Short exercise >>
In the data below, find every line that has the string "result", and copy it.
====
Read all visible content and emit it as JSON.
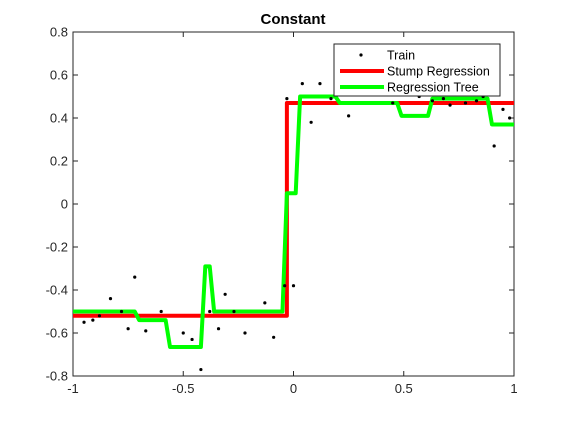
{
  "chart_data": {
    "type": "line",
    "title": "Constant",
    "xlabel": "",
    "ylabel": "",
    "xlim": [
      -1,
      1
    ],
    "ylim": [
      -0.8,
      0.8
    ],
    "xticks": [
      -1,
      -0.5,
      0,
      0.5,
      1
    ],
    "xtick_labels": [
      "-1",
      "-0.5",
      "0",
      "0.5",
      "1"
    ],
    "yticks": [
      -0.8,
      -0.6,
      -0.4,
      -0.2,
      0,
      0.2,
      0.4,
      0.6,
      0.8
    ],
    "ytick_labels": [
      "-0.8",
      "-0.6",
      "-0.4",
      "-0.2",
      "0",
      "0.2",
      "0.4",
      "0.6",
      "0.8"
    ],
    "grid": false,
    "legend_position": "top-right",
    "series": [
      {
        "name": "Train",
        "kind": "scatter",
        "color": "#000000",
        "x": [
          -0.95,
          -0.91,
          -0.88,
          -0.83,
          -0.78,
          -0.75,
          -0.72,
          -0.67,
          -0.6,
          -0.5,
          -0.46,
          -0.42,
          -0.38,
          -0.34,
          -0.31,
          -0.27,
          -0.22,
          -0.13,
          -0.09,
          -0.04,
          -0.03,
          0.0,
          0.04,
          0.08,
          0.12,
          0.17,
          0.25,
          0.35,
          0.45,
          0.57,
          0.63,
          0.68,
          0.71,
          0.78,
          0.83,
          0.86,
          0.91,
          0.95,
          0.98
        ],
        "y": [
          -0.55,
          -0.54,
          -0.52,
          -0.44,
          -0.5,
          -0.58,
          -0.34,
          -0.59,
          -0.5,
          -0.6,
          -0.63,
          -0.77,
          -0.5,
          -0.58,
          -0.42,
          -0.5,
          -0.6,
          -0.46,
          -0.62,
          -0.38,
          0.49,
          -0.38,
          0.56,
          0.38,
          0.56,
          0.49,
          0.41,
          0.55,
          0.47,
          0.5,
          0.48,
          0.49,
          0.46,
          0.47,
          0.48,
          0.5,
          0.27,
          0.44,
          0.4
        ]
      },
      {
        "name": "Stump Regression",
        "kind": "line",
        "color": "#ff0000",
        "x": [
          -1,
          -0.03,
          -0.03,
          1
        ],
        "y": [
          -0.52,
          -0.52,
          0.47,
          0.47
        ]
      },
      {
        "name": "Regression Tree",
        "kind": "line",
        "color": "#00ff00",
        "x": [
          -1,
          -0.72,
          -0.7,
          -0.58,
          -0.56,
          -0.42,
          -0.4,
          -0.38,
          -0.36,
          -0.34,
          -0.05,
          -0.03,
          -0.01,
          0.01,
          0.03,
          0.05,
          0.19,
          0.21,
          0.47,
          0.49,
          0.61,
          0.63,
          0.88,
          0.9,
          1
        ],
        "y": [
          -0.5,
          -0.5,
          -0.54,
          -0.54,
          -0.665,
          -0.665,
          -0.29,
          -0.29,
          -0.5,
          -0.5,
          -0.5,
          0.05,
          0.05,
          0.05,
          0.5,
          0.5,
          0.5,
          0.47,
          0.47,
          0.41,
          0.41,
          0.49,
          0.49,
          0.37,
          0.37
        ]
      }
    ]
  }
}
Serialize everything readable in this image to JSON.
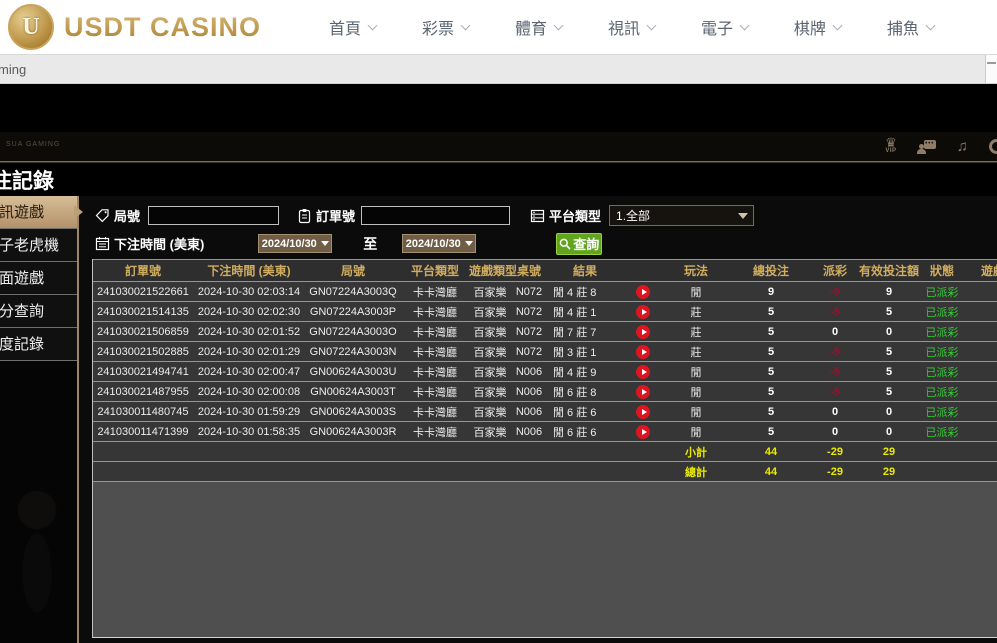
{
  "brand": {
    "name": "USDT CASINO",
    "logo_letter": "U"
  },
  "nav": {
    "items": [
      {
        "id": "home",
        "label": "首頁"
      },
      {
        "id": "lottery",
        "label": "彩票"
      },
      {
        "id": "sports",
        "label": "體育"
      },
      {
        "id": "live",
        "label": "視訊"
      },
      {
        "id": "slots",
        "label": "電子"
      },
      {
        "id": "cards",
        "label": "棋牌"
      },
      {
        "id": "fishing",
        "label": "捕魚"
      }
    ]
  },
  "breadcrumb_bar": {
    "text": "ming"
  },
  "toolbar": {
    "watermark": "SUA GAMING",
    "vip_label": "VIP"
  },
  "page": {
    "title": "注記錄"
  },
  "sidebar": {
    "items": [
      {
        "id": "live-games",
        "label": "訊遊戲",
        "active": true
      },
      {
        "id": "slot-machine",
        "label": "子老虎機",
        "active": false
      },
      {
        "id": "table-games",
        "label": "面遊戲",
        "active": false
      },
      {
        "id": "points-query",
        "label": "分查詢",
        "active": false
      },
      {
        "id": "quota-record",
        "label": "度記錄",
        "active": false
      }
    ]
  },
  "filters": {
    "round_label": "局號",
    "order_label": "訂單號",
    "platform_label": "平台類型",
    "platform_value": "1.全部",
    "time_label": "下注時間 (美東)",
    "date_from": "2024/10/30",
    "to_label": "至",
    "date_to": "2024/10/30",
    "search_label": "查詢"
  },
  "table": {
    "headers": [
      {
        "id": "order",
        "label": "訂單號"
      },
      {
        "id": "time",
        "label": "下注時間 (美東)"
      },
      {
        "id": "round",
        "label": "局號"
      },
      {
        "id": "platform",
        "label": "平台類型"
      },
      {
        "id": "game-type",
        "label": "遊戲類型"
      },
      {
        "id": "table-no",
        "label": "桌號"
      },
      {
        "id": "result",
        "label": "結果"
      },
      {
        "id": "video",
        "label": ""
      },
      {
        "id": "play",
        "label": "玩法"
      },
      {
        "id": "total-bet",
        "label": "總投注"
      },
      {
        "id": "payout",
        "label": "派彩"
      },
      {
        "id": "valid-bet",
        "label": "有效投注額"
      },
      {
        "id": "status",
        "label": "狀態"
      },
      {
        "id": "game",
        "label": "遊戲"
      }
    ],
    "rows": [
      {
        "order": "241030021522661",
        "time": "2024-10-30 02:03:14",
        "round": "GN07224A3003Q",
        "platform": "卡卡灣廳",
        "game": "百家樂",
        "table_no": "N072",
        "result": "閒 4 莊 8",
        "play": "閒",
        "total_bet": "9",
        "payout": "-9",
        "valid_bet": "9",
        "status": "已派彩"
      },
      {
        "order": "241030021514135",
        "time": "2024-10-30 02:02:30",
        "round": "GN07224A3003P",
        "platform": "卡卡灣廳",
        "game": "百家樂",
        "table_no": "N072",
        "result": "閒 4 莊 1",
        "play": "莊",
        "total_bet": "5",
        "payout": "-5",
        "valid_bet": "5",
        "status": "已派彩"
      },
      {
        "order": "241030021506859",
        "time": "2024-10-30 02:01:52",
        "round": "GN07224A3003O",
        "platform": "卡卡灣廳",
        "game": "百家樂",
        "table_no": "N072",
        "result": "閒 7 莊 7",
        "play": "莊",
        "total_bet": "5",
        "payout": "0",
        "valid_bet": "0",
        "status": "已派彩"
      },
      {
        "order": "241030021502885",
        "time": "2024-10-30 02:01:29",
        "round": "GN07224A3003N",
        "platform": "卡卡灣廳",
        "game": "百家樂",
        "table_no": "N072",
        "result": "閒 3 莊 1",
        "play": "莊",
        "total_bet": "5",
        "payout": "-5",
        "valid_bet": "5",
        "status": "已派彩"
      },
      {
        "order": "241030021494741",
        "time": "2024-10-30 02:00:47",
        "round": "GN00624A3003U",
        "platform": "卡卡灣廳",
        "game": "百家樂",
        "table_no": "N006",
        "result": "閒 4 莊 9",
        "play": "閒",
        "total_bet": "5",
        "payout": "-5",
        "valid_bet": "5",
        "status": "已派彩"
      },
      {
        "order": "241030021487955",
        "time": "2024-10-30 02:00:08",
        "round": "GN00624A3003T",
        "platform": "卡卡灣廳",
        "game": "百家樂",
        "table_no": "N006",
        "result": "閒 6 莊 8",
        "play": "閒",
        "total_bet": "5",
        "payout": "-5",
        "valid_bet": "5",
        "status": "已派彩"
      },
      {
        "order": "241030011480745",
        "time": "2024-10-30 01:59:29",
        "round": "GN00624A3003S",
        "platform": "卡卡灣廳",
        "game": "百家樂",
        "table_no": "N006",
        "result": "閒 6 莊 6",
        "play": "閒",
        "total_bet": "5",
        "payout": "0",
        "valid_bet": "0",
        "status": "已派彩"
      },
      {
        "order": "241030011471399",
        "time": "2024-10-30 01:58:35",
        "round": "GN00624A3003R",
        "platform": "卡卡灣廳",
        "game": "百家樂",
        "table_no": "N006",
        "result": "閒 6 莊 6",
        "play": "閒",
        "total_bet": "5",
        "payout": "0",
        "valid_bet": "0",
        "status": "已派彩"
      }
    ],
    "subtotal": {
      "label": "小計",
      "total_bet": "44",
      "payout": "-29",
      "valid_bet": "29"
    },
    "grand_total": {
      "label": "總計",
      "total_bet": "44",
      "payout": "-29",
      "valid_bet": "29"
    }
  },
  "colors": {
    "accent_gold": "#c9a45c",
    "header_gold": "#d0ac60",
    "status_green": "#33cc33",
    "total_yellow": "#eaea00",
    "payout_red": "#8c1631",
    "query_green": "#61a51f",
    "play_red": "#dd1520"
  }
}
====
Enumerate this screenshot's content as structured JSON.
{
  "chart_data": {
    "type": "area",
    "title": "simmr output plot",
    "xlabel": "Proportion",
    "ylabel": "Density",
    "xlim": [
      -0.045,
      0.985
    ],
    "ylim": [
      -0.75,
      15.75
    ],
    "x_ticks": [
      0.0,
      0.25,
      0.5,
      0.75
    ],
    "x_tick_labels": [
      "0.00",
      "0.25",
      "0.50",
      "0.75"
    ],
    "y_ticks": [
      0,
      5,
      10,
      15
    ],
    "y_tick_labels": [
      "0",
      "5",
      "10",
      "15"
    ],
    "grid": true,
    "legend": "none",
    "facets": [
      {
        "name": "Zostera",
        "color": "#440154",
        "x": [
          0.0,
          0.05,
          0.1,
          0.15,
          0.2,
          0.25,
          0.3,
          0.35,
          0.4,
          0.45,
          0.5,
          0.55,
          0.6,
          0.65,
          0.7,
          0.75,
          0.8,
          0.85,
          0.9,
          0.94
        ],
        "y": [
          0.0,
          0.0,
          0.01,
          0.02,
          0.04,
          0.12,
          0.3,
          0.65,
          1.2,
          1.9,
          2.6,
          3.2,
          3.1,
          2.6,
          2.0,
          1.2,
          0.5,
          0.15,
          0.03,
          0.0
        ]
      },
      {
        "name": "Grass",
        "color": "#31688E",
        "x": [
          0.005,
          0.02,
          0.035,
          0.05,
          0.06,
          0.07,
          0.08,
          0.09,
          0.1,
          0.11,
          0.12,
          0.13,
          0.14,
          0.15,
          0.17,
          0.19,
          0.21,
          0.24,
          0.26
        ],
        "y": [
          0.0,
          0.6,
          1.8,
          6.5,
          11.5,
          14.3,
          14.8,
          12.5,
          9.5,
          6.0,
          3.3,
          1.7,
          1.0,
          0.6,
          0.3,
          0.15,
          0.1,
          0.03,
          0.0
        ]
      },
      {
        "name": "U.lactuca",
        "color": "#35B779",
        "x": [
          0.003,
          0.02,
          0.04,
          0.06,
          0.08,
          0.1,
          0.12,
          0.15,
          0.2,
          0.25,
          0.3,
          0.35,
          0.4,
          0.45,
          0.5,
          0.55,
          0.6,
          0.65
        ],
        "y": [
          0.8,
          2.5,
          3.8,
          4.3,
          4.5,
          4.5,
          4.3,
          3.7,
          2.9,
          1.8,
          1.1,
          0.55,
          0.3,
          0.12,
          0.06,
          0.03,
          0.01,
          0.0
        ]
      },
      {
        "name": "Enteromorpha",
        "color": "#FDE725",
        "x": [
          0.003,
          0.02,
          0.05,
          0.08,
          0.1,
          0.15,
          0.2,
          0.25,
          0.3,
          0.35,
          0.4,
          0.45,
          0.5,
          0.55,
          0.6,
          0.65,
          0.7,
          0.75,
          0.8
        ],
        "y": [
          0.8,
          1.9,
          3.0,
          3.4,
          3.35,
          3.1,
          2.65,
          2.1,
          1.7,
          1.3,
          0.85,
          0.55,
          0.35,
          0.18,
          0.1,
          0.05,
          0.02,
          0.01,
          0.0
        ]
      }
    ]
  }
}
====
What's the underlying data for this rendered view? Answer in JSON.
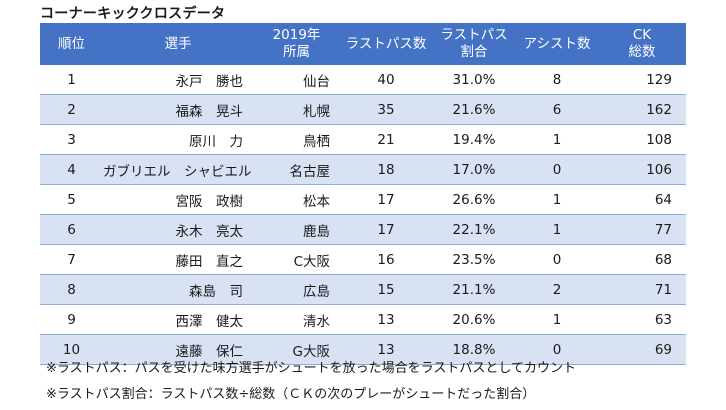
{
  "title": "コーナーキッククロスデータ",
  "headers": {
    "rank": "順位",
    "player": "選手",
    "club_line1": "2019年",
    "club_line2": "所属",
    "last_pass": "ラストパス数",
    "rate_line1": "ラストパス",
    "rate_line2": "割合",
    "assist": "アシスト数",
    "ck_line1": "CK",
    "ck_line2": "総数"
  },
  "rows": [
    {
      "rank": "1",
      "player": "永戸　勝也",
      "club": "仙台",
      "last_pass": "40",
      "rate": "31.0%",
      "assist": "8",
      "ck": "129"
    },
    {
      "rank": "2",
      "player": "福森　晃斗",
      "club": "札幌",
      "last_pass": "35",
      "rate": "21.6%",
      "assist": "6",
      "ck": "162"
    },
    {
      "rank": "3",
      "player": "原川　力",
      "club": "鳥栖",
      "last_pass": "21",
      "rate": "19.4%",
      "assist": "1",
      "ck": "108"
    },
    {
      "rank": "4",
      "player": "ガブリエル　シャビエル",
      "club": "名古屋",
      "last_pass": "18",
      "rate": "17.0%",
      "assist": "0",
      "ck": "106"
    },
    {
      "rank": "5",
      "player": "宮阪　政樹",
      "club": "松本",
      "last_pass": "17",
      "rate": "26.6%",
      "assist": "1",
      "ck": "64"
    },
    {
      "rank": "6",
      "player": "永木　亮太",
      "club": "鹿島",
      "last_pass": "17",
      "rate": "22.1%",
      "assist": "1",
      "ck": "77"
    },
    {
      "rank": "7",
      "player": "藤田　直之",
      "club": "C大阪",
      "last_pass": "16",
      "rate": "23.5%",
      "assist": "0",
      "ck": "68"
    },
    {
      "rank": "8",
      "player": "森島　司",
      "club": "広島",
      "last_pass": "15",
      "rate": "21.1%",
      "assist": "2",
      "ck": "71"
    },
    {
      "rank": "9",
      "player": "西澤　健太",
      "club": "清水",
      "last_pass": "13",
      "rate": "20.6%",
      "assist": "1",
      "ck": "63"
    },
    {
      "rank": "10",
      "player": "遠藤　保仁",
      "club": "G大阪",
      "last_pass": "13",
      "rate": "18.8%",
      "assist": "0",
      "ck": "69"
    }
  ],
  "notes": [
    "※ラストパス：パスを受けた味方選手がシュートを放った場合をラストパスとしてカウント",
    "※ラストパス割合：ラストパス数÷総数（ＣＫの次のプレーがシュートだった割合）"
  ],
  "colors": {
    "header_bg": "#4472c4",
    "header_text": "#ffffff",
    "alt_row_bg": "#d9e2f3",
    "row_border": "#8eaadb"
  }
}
====
Complete answer >>
        "id": "result",
        "result": "閒 4 莊 8",
        "result": "閒 4 莊 1",
        "result": "閒 7 莊 7",
        "result": "閒 3 莊 1",
        "result": "閒 4 莊 9",
        "result": "閒 6 莊 8",
        "result": "閒 6 莊 6",
        "result": "閒 6 莊 6",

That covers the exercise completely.